## Problem requirements:
Take each line containing the word "категорий" and copy it.

── Task data

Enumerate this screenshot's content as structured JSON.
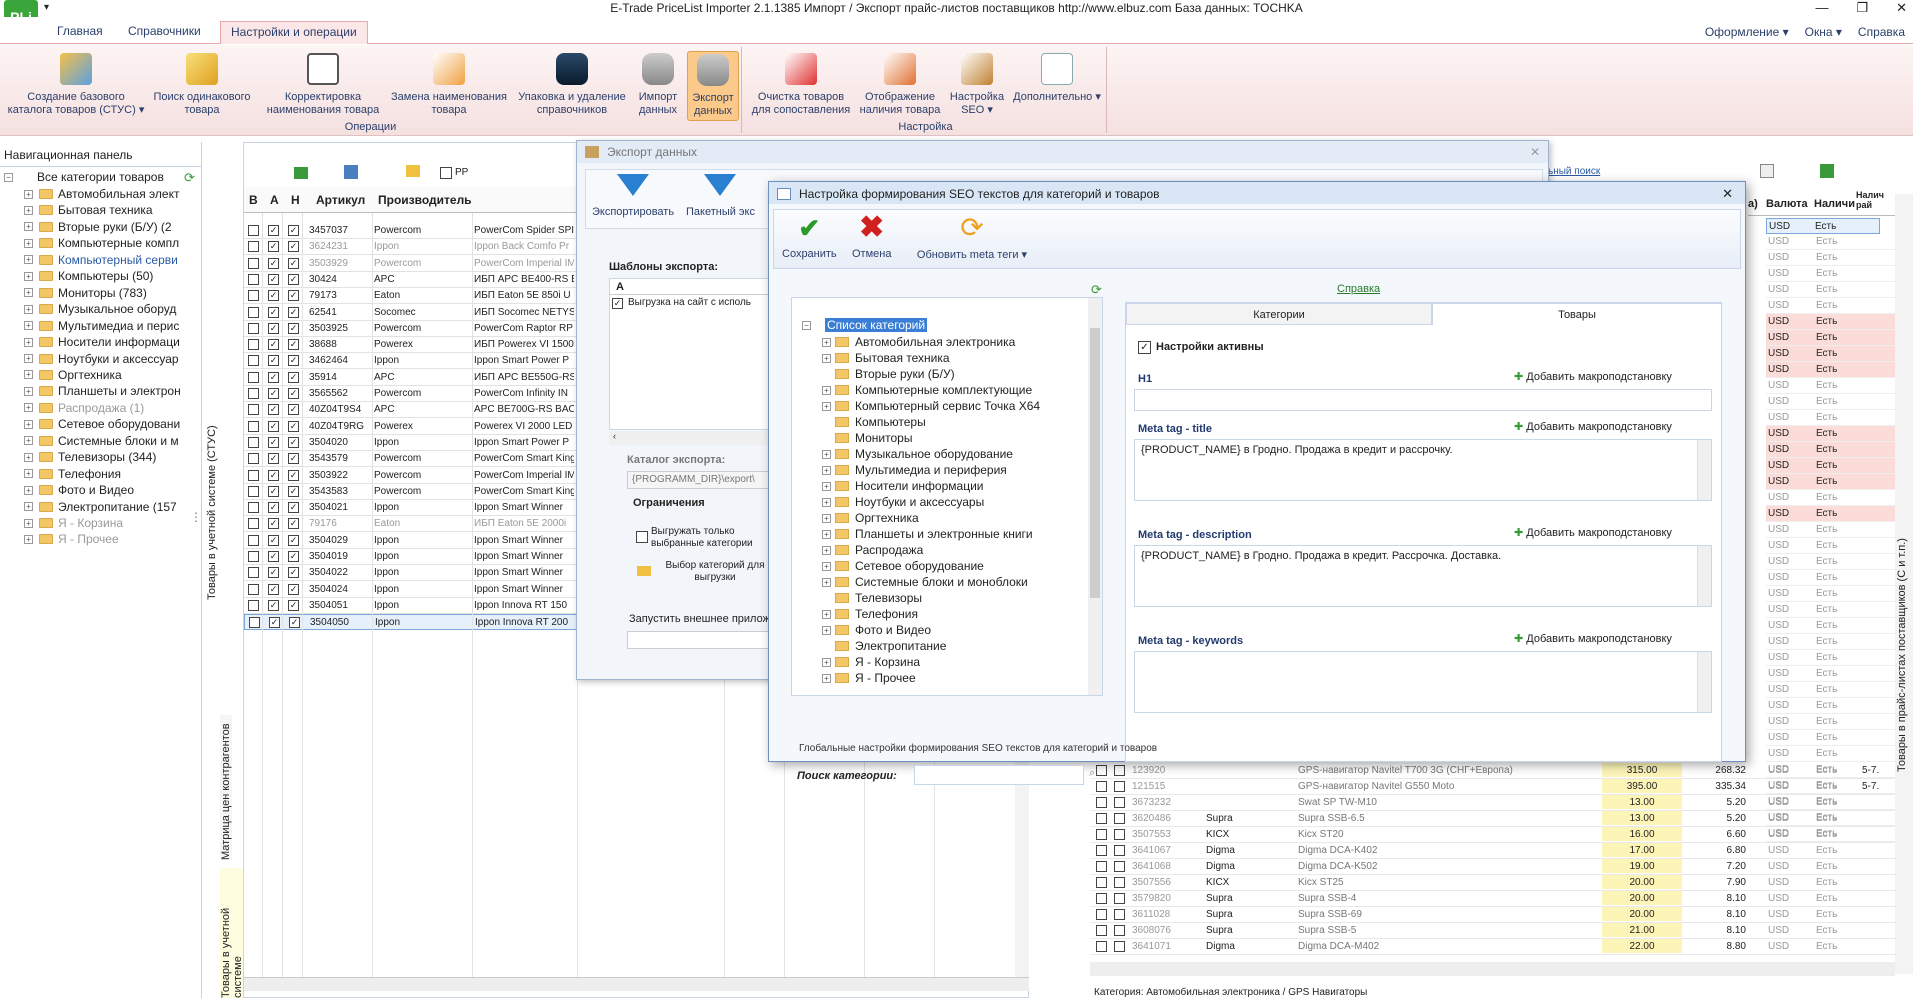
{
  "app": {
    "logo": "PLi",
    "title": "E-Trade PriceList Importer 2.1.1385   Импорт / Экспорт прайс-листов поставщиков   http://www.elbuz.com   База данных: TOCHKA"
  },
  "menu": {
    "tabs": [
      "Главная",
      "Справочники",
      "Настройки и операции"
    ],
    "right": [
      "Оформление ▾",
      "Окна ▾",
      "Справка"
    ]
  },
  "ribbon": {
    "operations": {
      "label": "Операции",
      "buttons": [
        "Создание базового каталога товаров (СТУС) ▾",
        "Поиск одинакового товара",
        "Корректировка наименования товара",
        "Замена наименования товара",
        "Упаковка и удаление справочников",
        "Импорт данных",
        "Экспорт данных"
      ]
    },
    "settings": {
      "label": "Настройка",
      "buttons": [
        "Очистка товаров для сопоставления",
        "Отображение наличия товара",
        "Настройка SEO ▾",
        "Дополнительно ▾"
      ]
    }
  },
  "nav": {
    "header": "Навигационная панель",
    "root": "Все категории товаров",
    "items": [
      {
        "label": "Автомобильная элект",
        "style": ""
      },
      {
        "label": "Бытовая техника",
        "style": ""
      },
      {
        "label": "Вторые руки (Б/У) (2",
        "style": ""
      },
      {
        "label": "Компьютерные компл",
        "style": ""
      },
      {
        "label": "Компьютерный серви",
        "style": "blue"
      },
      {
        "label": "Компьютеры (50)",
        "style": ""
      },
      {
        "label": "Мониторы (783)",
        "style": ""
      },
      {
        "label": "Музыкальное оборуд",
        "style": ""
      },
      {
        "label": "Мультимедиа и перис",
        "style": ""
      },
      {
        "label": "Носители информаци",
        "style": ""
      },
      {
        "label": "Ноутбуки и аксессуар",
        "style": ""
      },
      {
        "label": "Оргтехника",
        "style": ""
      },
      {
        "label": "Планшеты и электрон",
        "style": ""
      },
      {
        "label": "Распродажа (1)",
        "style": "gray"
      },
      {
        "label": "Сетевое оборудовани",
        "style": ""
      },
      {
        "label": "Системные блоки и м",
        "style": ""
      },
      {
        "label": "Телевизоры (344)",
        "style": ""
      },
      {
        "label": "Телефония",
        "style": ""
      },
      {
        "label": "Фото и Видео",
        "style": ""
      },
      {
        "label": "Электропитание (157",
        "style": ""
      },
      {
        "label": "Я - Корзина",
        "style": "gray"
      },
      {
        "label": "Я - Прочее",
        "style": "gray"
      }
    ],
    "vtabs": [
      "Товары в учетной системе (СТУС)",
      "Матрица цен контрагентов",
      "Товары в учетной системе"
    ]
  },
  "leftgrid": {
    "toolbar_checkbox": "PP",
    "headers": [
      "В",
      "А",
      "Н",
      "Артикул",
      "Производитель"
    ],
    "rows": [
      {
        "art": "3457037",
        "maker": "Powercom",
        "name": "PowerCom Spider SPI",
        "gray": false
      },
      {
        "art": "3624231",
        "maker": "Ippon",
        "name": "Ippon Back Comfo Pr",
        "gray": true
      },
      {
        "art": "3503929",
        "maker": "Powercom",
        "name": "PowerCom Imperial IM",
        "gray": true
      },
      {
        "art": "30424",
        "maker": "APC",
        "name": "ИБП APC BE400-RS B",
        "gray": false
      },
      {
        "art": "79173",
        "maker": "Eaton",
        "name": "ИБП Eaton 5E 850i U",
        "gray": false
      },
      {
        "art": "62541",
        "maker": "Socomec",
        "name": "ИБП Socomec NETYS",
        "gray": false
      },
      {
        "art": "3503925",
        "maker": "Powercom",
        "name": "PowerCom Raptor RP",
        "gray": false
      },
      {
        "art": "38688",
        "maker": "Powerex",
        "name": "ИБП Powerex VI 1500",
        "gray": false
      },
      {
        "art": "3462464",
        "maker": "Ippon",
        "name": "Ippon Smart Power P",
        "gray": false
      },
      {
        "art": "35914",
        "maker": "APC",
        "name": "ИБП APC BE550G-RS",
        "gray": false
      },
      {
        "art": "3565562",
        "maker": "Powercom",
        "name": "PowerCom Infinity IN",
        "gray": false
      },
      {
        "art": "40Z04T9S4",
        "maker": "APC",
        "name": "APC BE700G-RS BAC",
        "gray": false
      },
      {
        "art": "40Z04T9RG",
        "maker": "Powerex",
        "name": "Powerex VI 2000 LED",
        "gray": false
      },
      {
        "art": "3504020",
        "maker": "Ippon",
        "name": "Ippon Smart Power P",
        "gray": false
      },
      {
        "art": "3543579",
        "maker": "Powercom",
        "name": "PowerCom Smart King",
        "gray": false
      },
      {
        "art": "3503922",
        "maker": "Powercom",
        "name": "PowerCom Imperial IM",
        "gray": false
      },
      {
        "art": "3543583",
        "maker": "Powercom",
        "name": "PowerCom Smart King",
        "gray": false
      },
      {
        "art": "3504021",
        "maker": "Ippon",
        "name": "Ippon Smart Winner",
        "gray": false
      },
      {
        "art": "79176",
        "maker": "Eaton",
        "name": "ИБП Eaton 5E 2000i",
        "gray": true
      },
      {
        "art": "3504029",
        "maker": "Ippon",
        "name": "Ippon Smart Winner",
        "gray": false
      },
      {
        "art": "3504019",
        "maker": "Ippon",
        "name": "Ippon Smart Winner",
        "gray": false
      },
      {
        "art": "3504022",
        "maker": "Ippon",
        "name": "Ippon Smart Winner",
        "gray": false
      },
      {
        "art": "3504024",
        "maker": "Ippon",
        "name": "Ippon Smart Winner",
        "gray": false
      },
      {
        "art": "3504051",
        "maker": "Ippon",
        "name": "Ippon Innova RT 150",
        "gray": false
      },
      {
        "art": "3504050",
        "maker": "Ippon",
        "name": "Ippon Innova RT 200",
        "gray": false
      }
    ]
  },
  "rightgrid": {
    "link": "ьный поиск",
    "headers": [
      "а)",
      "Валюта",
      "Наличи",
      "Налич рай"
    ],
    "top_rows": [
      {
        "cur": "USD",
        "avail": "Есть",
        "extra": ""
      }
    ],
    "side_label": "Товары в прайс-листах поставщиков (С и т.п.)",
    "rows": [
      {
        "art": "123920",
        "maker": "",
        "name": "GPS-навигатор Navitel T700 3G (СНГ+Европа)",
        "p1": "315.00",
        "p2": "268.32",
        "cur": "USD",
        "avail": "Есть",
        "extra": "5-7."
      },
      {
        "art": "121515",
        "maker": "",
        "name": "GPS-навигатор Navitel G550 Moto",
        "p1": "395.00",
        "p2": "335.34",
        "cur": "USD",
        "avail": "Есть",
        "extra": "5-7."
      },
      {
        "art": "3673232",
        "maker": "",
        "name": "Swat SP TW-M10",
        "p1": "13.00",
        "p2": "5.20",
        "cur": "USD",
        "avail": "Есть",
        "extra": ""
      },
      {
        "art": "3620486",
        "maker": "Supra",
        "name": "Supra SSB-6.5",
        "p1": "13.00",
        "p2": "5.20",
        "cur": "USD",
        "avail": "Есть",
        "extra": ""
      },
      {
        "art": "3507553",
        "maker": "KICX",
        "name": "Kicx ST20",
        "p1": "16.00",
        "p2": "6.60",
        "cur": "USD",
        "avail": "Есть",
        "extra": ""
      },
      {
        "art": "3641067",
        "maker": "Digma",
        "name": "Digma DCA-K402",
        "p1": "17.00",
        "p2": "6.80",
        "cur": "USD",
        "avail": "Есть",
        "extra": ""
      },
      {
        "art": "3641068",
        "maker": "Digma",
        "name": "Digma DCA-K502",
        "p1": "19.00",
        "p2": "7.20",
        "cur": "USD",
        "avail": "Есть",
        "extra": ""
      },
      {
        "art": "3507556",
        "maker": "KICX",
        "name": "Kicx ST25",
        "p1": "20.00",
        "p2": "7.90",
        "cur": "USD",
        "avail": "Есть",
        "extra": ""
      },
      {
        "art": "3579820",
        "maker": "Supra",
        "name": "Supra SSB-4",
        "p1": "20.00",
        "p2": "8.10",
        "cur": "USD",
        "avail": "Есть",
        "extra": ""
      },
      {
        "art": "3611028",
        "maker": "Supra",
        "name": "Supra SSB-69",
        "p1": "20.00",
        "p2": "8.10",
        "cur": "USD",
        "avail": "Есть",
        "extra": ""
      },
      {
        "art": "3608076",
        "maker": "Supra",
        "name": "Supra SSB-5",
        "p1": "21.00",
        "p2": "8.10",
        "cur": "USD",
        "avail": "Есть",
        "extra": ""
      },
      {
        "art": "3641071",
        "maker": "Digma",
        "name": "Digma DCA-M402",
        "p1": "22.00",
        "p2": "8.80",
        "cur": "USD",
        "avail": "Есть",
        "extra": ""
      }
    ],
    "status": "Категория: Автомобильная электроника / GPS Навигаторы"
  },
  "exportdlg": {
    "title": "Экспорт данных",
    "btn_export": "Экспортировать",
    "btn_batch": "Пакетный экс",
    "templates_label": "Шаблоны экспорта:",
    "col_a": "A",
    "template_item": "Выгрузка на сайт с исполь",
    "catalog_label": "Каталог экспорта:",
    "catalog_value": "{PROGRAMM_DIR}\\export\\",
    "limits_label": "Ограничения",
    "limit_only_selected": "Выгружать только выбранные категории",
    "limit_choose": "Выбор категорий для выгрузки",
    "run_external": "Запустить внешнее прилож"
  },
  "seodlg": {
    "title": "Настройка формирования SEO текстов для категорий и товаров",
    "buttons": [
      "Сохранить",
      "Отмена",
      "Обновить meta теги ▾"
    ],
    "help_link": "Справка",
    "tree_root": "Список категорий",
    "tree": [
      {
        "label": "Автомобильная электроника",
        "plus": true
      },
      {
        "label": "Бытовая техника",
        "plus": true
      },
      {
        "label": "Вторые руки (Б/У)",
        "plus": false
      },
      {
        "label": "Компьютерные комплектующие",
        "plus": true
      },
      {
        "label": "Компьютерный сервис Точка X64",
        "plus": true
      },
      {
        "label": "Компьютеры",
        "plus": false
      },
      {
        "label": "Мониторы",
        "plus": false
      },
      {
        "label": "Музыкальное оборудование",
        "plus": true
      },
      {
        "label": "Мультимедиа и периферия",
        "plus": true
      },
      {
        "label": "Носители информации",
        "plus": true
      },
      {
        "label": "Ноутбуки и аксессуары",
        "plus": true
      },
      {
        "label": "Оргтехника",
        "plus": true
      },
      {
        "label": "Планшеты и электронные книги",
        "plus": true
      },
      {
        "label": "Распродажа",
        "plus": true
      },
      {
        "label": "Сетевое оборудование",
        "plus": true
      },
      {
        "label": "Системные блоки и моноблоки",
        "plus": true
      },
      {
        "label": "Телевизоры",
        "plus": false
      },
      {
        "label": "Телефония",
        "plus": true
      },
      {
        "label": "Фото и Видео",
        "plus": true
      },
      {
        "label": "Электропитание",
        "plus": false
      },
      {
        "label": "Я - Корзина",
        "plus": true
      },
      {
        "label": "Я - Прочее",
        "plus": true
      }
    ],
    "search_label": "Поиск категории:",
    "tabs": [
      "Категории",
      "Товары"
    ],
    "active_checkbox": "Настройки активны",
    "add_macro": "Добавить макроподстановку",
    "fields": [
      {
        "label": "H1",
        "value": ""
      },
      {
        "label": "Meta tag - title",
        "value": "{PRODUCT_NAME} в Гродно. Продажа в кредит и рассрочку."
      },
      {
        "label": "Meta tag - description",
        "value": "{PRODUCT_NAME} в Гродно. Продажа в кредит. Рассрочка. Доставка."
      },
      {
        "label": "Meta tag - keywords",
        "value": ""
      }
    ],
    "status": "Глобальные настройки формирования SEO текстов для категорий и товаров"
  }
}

────

## Written response:
    "limit_choose": "Выбор категорий для выгрузки",
    "title": "Настройка формирования SEO текстов для категорий и товаров",
    "tree_root": "Список категорий",
    "status": "Глобальные настройки формирования SEO текстов для категорий и товаров"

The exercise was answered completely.